SHORT EXERCISE —
Examine the entries and show every line in which the word "ylabel" is found.
=-=-=
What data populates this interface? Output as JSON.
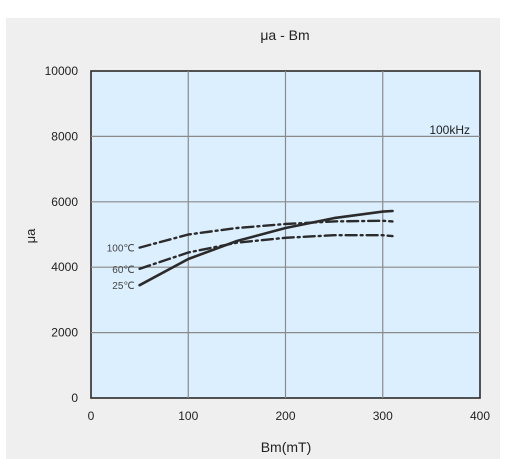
{
  "chart_data": {
    "type": "line",
    "title": "μa - Bm",
    "xlabel": "Bm(mT)",
    "ylabel": "μa",
    "xlim": [
      0,
      400
    ],
    "ylim": [
      0,
      10000
    ],
    "xticks": [
      "0",
      "100",
      "200",
      "300",
      "400"
    ],
    "yticks": [
      "0",
      "2000",
      "4000",
      "6000",
      "8000",
      "10000"
    ],
    "grid": true,
    "annotation": "100kHz",
    "colors": {
      "plot_background": "#dcefff",
      "panel_background": "#efefef",
      "grid": "#8a8a8a",
      "line": "#2b2b2b"
    },
    "series": [
      {
        "name": "25℃",
        "style": "solid",
        "x": [
          50,
          100,
          150,
          200,
          250,
          300,
          310
        ],
        "y": [
          3450,
          4250,
          4800,
          5200,
          5500,
          5700,
          5720
        ]
      },
      {
        "name": "60℃",
        "style": "dash-dot",
        "x": [
          50,
          100,
          150,
          200,
          250,
          300,
          310
        ],
        "y": [
          3950,
          4450,
          4750,
          4900,
          4980,
          4980,
          4950
        ]
      },
      {
        "name": "100℃",
        "style": "dash-dot",
        "x": [
          50,
          100,
          150,
          200,
          250,
          300,
          310
        ],
        "y": [
          4600,
          5000,
          5200,
          5320,
          5400,
          5420,
          5400
        ]
      }
    ]
  }
}
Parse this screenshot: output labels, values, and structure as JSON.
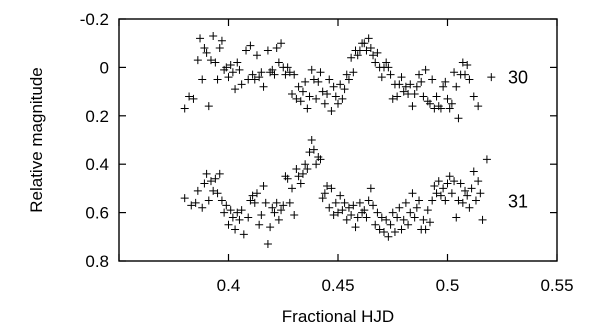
{
  "chart_data": {
    "type": "scatter",
    "title": "",
    "xlabel": "Fractional HJD",
    "ylabel": "Relative magnitude",
    "xlim": [
      0.35,
      0.55
    ],
    "ylim": [
      -0.2,
      0.8
    ],
    "y_inverted": true,
    "xticks": [
      "0.4",
      "0.45",
      "0.5",
      "0.55"
    ],
    "yticks": [
      "-0.2",
      "0",
      "0.2",
      "0.4",
      "0.6",
      "0.8"
    ],
    "grid": false,
    "legend": "none",
    "marker": "plus",
    "mark_color": "#000000",
    "series": [
      {
        "name": "30",
        "points": [
          [
            0.38,
            0.17
          ],
          [
            0.382,
            0.12
          ],
          [
            0.384,
            0.13
          ],
          [
            0.386,
            -0.03
          ],
          [
            0.387,
            -0.12
          ],
          [
            0.388,
            0.05
          ],
          [
            0.389,
            -0.08
          ],
          [
            0.39,
            -0.06
          ],
          [
            0.391,
            0.16
          ],
          [
            0.392,
            -0.03
          ],
          [
            0.393,
            -0.13
          ],
          [
            0.394,
            -0.02
          ],
          [
            0.395,
            0.05
          ],
          [
            0.396,
            -0.08
          ],
          [
            0.397,
            -0.11
          ],
          [
            0.398,
            0.01
          ],
          [
            0.399,
            0.0
          ],
          [
            0.4,
            0.04
          ],
          [
            0.401,
            -0.01
          ],
          [
            0.402,
            0.02
          ],
          [
            0.403,
            0.09
          ],
          [
            0.404,
            -0.02
          ],
          [
            0.405,
            0.01
          ],
          [
            0.406,
            0.07
          ],
          [
            0.408,
            -0.07
          ],
          [
            0.409,
            0.05
          ],
          [
            0.41,
            -0.09
          ],
          [
            0.411,
            0.03
          ],
          [
            0.412,
            0.05
          ],
          [
            0.413,
            -0.05
          ],
          [
            0.414,
            0.04
          ],
          [
            0.415,
            0.02
          ],
          [
            0.416,
            0.08
          ],
          [
            0.418,
            -0.07
          ],
          [
            0.419,
            0.02
          ],
          [
            0.42,
            0.01
          ],
          [
            0.421,
            0.03
          ],
          [
            0.422,
            -0.08
          ],
          [
            0.423,
            -0.02
          ],
          [
            0.424,
            -0.1
          ],
          [
            0.425,
            0.0
          ],
          [
            0.426,
            0.03
          ],
          [
            0.427,
            0.0
          ],
          [
            0.428,
            0.02
          ],
          [
            0.429,
            0.11
          ],
          [
            0.43,
            0.03
          ],
          [
            0.431,
            0.13
          ],
          [
            0.432,
            0.08
          ],
          [
            0.433,
            0.14
          ],
          [
            0.434,
            0.1
          ],
          [
            0.435,
            0.06
          ],
          [
            0.436,
            0.17
          ],
          [
            0.437,
            0.12
          ],
          [
            0.438,
            0.01
          ],
          [
            0.439,
            0.05
          ],
          [
            0.44,
            0.13
          ],
          [
            0.441,
            0.06
          ],
          [
            0.442,
            0.02
          ],
          [
            0.443,
            0.1
          ],
          [
            0.444,
            0.15
          ],
          [
            0.445,
            0.11
          ],
          [
            0.446,
            0.05
          ],
          [
            0.447,
            0.18
          ],
          [
            0.448,
            0.08
          ],
          [
            0.449,
            0.12
          ],
          [
            0.45,
            0.15
          ],
          [
            0.451,
            0.07
          ],
          [
            0.452,
            0.13
          ],
          [
            0.453,
            0.09
          ],
          [
            0.454,
            0.03
          ],
          [
            0.455,
            0.05
          ],
          [
            0.456,
            -0.04
          ],
          [
            0.457,
            0.02
          ],
          [
            0.458,
            -0.07
          ],
          [
            0.459,
            -0.05
          ],
          [
            0.46,
            -0.07
          ],
          [
            0.461,
            -0.1
          ],
          [
            0.462,
            -0.1
          ],
          [
            0.463,
            -0.07
          ],
          [
            0.464,
            -0.12
          ],
          [
            0.465,
            -0.08
          ],
          [
            0.466,
            -0.05
          ],
          [
            0.467,
            -0.02
          ],
          [
            0.468,
            -0.06
          ],
          [
            0.469,
            0.0
          ],
          [
            0.47,
            0.04
          ],
          [
            0.471,
            0.0
          ],
          [
            0.472,
            -0.02
          ],
          [
            0.473,
            0.0
          ],
          [
            0.474,
            0.03
          ],
          [
            0.475,
            0.13
          ],
          [
            0.476,
            0.07
          ],
          [
            0.477,
            0.12
          ],
          [
            0.478,
            0.07
          ],
          [
            0.479,
            0.04
          ],
          [
            0.48,
            0.1
          ],
          [
            0.481,
            0.08
          ],
          [
            0.482,
            0.11
          ],
          [
            0.483,
            0.07
          ],
          [
            0.484,
            0.16
          ],
          [
            0.485,
            0.11
          ],
          [
            0.486,
            0.08
          ],
          [
            0.487,
            0.03
          ],
          [
            0.488,
            0.06
          ],
          [
            0.489,
            0.12
          ],
          [
            0.49,
            0.01
          ],
          [
            0.491,
            0.14
          ],
          [
            0.492,
            0.15
          ],
          [
            0.493,
            0.05
          ],
          [
            0.494,
            0.17
          ],
          [
            0.495,
            0.12
          ],
          [
            0.496,
            0.16
          ],
          [
            0.497,
            0.17
          ],
          [
            0.498,
            0.08
          ],
          [
            0.499,
            0.06
          ],
          [
            0.5,
            0.13
          ],
          [
            0.501,
            0.17
          ],
          [
            0.502,
            0.15
          ],
          [
            0.503,
            0.02
          ],
          [
            0.504,
            0.08
          ],
          [
            0.505,
            0.21
          ],
          [
            0.506,
            0.03
          ],
          [
            0.507,
            -0.02
          ],
          [
            0.508,
            0.03
          ],
          [
            0.509,
            -0.01
          ],
          [
            0.51,
            0.05
          ],
          [
            0.512,
            0.12
          ],
          [
            0.514,
            0.16
          ],
          [
            0.52,
            0.04
          ]
        ]
      },
      {
        "name": "31",
        "points": [
          [
            0.38,
            0.54
          ],
          [
            0.383,
            0.57
          ],
          [
            0.385,
            0.56
          ],
          [
            0.386,
            0.51
          ],
          [
            0.388,
            0.58
          ],
          [
            0.389,
            0.48
          ],
          [
            0.39,
            0.44
          ],
          [
            0.391,
            0.55
          ],
          [
            0.392,
            0.47
          ],
          [
            0.393,
            0.51
          ],
          [
            0.394,
            0.46
          ],
          [
            0.395,
            0.52
          ],
          [
            0.396,
            0.44
          ],
          [
            0.397,
            0.55
          ],
          [
            0.398,
            0.6
          ],
          [
            0.399,
            0.57
          ],
          [
            0.4,
            0.65
          ],
          [
            0.401,
            0.59
          ],
          [
            0.402,
            0.62
          ],
          [
            0.403,
            0.67
          ],
          [
            0.404,
            0.6
          ],
          [
            0.405,
            0.63
          ],
          [
            0.406,
            0.59
          ],
          [
            0.407,
            0.69
          ],
          [
            0.409,
            0.62
          ],
          [
            0.41,
            0.55
          ],
          [
            0.411,
            0.53
          ],
          [
            0.412,
            0.56
          ],
          [
            0.413,
            0.52
          ],
          [
            0.414,
            0.65
          ],
          [
            0.415,
            0.61
          ],
          [
            0.416,
            0.49
          ],
          [
            0.417,
            0.56
          ],
          [
            0.418,
            0.73
          ],
          [
            0.419,
            0.66
          ],
          [
            0.42,
            0.58
          ],
          [
            0.421,
            0.6
          ],
          [
            0.422,
            0.56
          ],
          [
            0.423,
            0.63
          ],
          [
            0.424,
            0.59
          ],
          [
            0.425,
            0.57
          ],
          [
            0.426,
            0.45
          ],
          [
            0.427,
            0.46
          ],
          [
            0.428,
            0.56
          ],
          [
            0.429,
            0.5
          ],
          [
            0.43,
            0.61
          ],
          [
            0.431,
            0.42
          ],
          [
            0.432,
            0.45
          ],
          [
            0.433,
            0.48
          ],
          [
            0.434,
            0.44
          ],
          [
            0.435,
            0.4
          ],
          [
            0.436,
            0.42
          ],
          [
            0.437,
            0.35
          ],
          [
            0.438,
            0.3
          ],
          [
            0.439,
            0.34
          ],
          [
            0.44,
            0.4
          ],
          [
            0.441,
            0.37
          ],
          [
            0.442,
            0.38
          ],
          [
            0.443,
            0.54
          ],
          [
            0.444,
            0.52
          ],
          [
            0.445,
            0.49
          ],
          [
            0.446,
            0.58
          ],
          [
            0.447,
            0.5
          ],
          [
            0.448,
            0.61
          ],
          [
            0.449,
            0.56
          ],
          [
            0.45,
            0.6
          ],
          [
            0.451,
            0.53
          ],
          [
            0.452,
            0.59
          ],
          [
            0.453,
            0.56
          ],
          [
            0.454,
            0.63
          ],
          [
            0.455,
            0.58
          ],
          [
            0.456,
            0.61
          ],
          [
            0.457,
            0.57
          ],
          [
            0.458,
            0.66
          ],
          [
            0.459,
            0.62
          ],
          [
            0.46,
            0.56
          ],
          [
            0.461,
            0.6
          ],
          [
            0.462,
            0.59
          ],
          [
            0.463,
            0.62
          ],
          [
            0.464,
            0.55
          ],
          [
            0.465,
            0.5
          ],
          [
            0.466,
            0.57
          ],
          [
            0.467,
            0.65
          ],
          [
            0.468,
            0.6
          ],
          [
            0.469,
            0.67
          ],
          [
            0.47,
            0.62
          ],
          [
            0.471,
            0.68
          ],
          [
            0.472,
            0.63
          ],
          [
            0.473,
            0.7
          ],
          [
            0.474,
            0.65
          ],
          [
            0.475,
            0.6
          ],
          [
            0.476,
            0.68
          ],
          [
            0.477,
            0.62
          ],
          [
            0.478,
            0.58
          ],
          [
            0.479,
            0.67
          ],
          [
            0.48,
            0.63
          ],
          [
            0.481,
            0.56
          ],
          [
            0.482,
            0.65
          ],
          [
            0.483,
            0.6
          ],
          [
            0.484,
            0.52
          ],
          [
            0.485,
            0.62
          ],
          [
            0.486,
            0.58
          ],
          [
            0.487,
            0.55
          ],
          [
            0.488,
            0.67
          ],
          [
            0.489,
            0.63
          ],
          [
            0.49,
            0.67
          ],
          [
            0.491,
            0.59
          ],
          [
            0.492,
            0.64
          ],
          [
            0.493,
            0.55
          ],
          [
            0.494,
            0.49
          ],
          [
            0.495,
            0.52
          ],
          [
            0.496,
            0.47
          ],
          [
            0.497,
            0.53
          ],
          [
            0.498,
            0.5
          ],
          [
            0.499,
            0.55
          ],
          [
            0.5,
            0.48
          ],
          [
            0.501,
            0.45
          ],
          [
            0.502,
            0.52
          ],
          [
            0.503,
            0.47
          ],
          [
            0.504,
            0.62
          ],
          [
            0.505,
            0.55
          ],
          [
            0.506,
            0.48
          ],
          [
            0.507,
            0.56
          ],
          [
            0.508,
            0.51
          ],
          [
            0.509,
            0.53
          ],
          [
            0.51,
            0.58
          ],
          [
            0.511,
            0.5
          ],
          [
            0.512,
            0.43
          ],
          [
            0.513,
            0.55
          ],
          [
            0.514,
            0.47
          ],
          [
            0.515,
            0.52
          ],
          [
            0.516,
            0.63
          ],
          [
            0.518,
            0.38
          ]
        ]
      }
    ]
  }
}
=-=-=
PROBLEM SOLUTION —
    "ylabel": "μa",
    "ylabel": "Relative magnitude",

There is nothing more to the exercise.